GIVEN DATA:
◆ ◆ ◆ ◆ ◆

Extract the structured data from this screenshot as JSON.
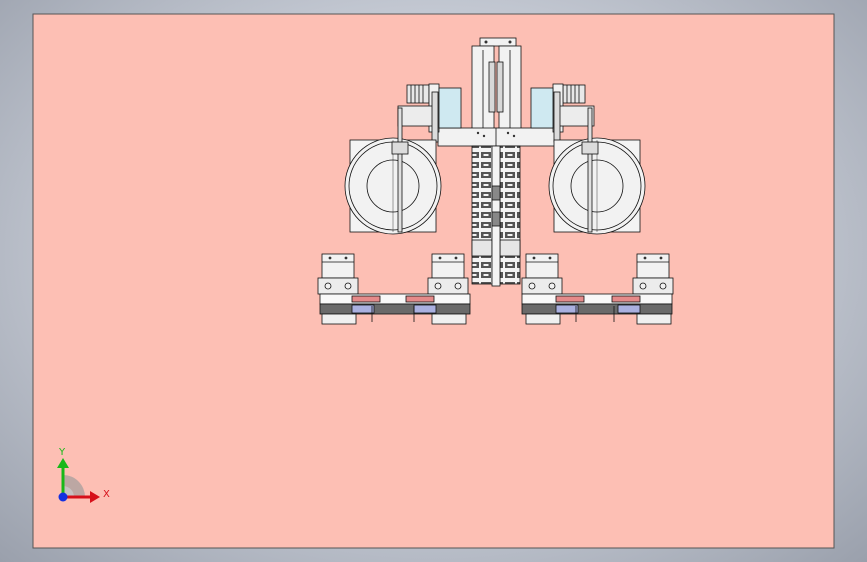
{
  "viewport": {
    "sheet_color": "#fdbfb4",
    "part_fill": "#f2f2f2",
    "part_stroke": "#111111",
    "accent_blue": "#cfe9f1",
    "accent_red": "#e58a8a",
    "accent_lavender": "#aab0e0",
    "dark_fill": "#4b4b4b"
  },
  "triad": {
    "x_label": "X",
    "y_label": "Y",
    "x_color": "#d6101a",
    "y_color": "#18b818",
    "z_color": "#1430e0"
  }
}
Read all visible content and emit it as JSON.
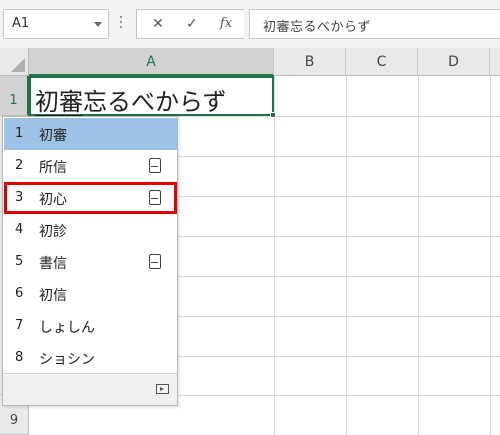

◆ ◆ ◆ ◆ ◆

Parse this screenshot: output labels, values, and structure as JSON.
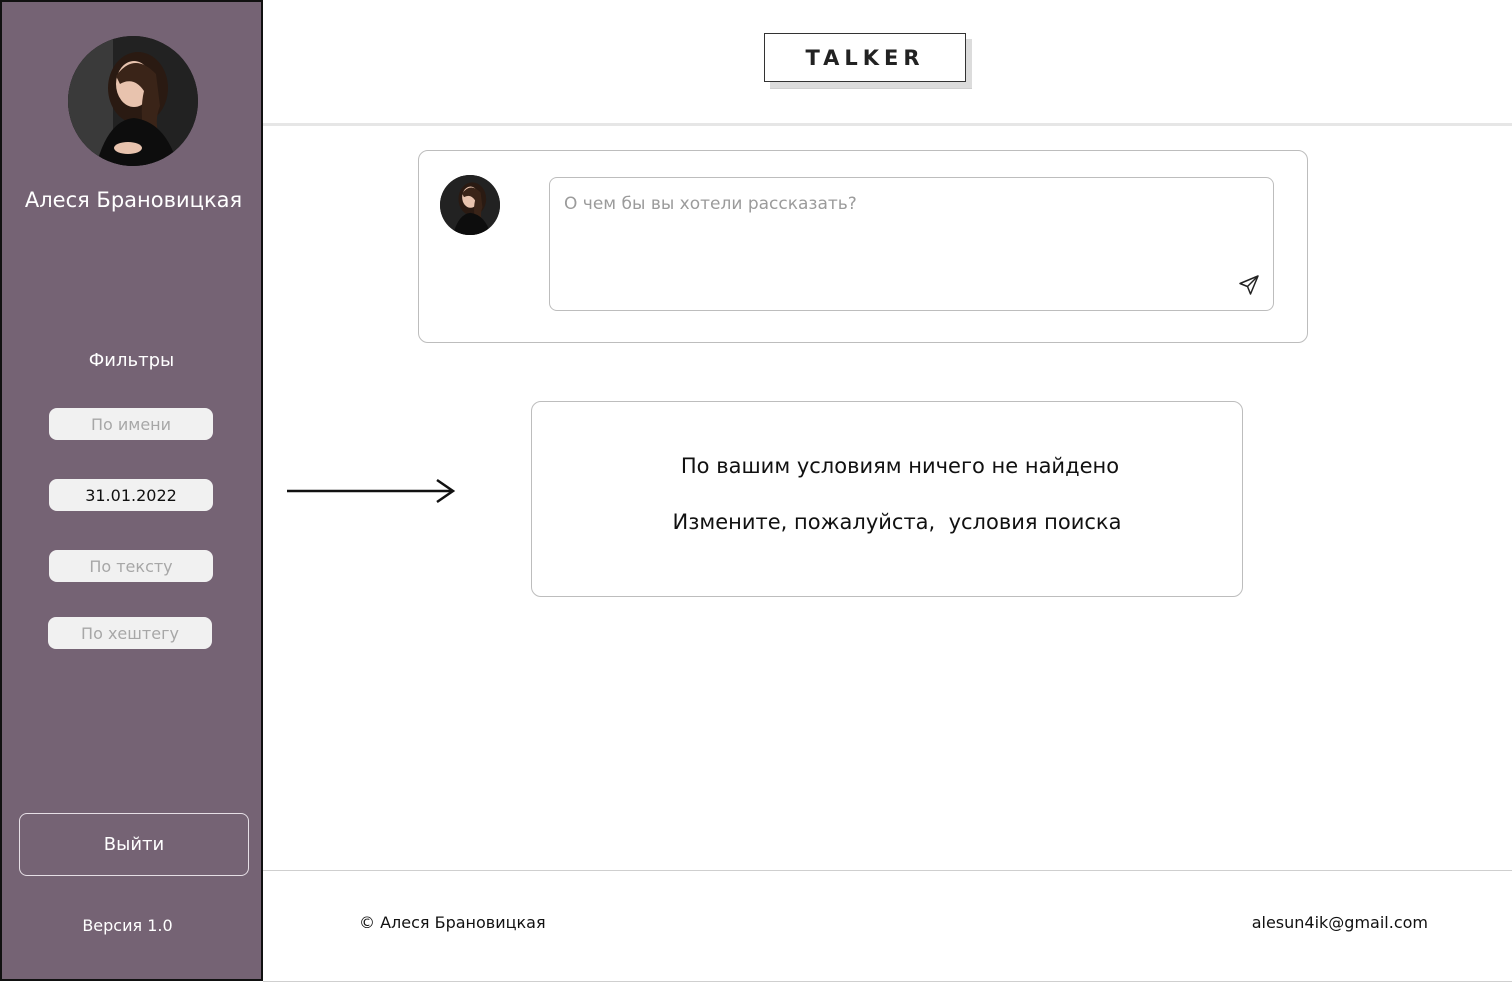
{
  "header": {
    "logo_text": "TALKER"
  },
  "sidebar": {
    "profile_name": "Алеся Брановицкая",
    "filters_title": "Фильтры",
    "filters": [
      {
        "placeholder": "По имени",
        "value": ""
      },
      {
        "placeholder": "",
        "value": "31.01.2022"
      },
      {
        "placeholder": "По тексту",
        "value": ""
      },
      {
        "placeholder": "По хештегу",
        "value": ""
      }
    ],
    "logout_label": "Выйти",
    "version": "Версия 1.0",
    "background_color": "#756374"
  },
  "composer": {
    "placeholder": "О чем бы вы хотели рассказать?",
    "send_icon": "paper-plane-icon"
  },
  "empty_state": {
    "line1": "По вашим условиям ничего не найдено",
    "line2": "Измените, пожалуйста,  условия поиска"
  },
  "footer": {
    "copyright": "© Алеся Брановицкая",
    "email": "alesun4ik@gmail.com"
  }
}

◆ ◆ ◆ ◆ ◆

Take out nothing but the lines from the one containing "Extract the structured" to the one containing "Read all visible content and emit it as JSON.", inclusive, retyped exactly. Drop the pictures.

OUTPUT FOR THIS TASK:
Extract the structured data from this screenshot as JSON.
{
  "viewport": {
    "sheet_color": "#fdbfb4",
    "part_fill": "#f2f2f2",
    "part_stroke": "#111111",
    "accent_blue": "#cfe9f1",
    "accent_red": "#e58a8a",
    "accent_lavender": "#aab0e0",
    "dark_fill": "#4b4b4b"
  },
  "triad": {
    "x_label": "X",
    "y_label": "Y",
    "x_color": "#d6101a",
    "y_color": "#18b818",
    "z_color": "#1430e0"
  }
}
Read all visible content and emit it as JSON.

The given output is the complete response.